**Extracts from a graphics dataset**
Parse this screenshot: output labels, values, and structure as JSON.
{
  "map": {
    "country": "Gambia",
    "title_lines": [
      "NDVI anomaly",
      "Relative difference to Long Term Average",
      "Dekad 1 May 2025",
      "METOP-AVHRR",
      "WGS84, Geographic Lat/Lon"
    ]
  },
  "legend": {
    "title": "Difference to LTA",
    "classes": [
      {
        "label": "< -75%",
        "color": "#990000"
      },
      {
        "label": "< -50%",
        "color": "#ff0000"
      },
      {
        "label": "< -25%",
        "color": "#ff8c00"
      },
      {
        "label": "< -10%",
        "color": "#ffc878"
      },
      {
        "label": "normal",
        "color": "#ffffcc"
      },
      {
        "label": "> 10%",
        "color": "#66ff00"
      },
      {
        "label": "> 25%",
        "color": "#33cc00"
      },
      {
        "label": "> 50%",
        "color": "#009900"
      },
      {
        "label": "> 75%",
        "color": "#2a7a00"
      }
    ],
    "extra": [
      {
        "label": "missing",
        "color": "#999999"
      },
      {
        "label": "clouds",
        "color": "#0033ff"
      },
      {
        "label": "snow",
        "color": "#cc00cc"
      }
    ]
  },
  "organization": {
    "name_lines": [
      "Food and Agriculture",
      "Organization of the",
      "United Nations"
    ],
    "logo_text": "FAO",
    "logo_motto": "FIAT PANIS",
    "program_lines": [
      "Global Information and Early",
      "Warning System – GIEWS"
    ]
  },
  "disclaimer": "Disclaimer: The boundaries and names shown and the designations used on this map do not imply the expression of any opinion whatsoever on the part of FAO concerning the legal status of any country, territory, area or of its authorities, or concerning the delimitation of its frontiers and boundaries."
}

==

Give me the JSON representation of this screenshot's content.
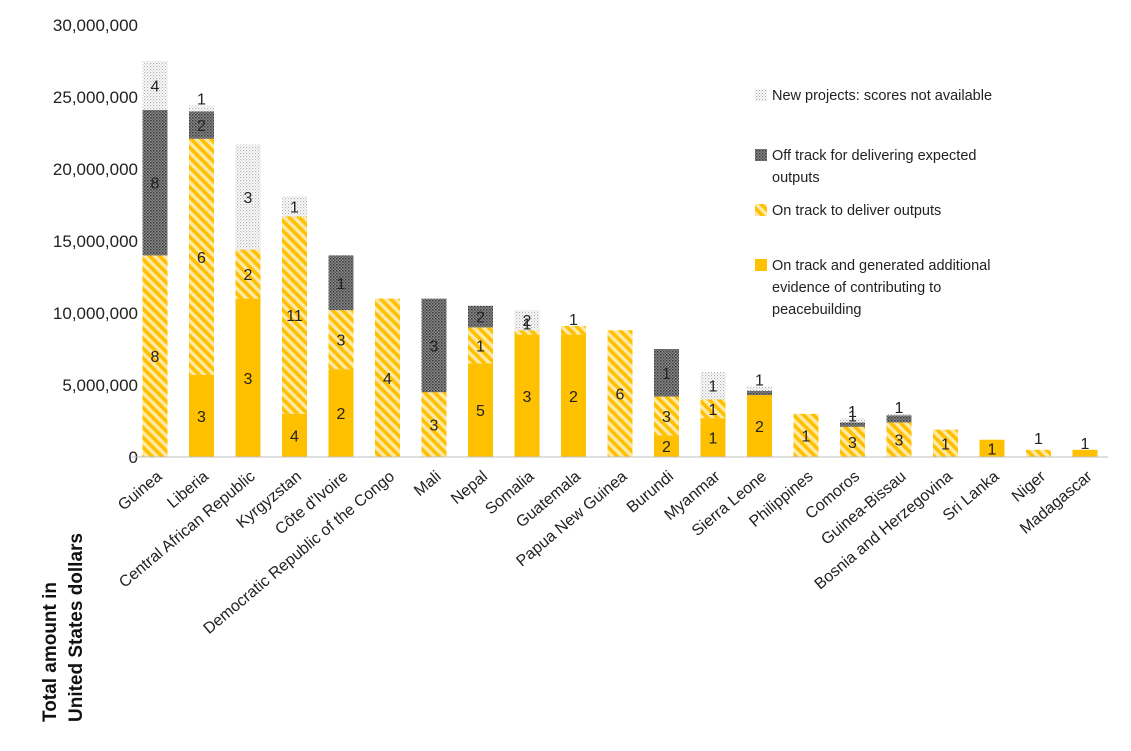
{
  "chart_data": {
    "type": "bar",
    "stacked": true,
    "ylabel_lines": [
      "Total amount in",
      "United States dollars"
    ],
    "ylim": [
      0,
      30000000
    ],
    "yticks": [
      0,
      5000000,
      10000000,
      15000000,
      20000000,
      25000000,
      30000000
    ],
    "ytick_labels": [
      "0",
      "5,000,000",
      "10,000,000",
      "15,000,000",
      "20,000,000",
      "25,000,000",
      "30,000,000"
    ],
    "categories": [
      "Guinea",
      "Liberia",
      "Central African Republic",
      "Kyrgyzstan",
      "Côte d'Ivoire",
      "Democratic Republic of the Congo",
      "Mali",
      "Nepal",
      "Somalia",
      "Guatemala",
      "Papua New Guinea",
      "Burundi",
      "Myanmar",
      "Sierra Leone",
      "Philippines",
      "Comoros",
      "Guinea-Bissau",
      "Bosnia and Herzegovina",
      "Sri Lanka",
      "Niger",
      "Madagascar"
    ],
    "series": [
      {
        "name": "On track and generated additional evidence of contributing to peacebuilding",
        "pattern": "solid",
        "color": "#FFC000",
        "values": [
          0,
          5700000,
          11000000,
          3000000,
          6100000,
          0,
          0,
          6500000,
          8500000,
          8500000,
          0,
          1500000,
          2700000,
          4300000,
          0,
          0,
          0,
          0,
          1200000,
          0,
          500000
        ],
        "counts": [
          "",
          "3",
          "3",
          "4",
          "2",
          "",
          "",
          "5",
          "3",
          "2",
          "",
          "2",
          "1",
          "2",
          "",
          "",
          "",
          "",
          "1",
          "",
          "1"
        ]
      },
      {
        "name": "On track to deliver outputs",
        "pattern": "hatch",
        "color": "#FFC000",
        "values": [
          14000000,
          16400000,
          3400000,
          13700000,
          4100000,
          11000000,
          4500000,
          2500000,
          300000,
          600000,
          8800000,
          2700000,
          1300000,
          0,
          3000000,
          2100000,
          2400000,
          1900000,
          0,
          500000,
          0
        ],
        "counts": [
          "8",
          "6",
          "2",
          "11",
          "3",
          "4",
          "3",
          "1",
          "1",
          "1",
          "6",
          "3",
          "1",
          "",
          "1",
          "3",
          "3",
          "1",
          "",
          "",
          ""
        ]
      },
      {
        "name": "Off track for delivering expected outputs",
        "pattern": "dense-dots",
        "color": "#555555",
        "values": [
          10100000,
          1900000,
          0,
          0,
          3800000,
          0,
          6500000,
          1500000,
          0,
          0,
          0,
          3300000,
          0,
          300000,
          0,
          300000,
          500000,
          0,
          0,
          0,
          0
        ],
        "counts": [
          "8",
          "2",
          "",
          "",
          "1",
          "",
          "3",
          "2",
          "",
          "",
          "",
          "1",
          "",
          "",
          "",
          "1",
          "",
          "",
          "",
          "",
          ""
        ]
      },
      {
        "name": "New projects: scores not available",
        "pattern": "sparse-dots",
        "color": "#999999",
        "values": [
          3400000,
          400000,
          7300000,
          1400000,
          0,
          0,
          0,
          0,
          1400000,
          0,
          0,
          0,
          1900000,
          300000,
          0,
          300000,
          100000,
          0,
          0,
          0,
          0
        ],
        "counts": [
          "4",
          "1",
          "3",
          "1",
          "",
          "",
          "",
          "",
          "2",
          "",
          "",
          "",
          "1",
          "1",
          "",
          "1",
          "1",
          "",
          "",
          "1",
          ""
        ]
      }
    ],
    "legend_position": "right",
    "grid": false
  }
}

**OBJECTIVE**
Search the entries for the string "Guinea" and collect each line that has it.

**EXERCISE ANSWER**
      "Guinea",
      "Papua New Guinea",
      "Guinea-Bissau",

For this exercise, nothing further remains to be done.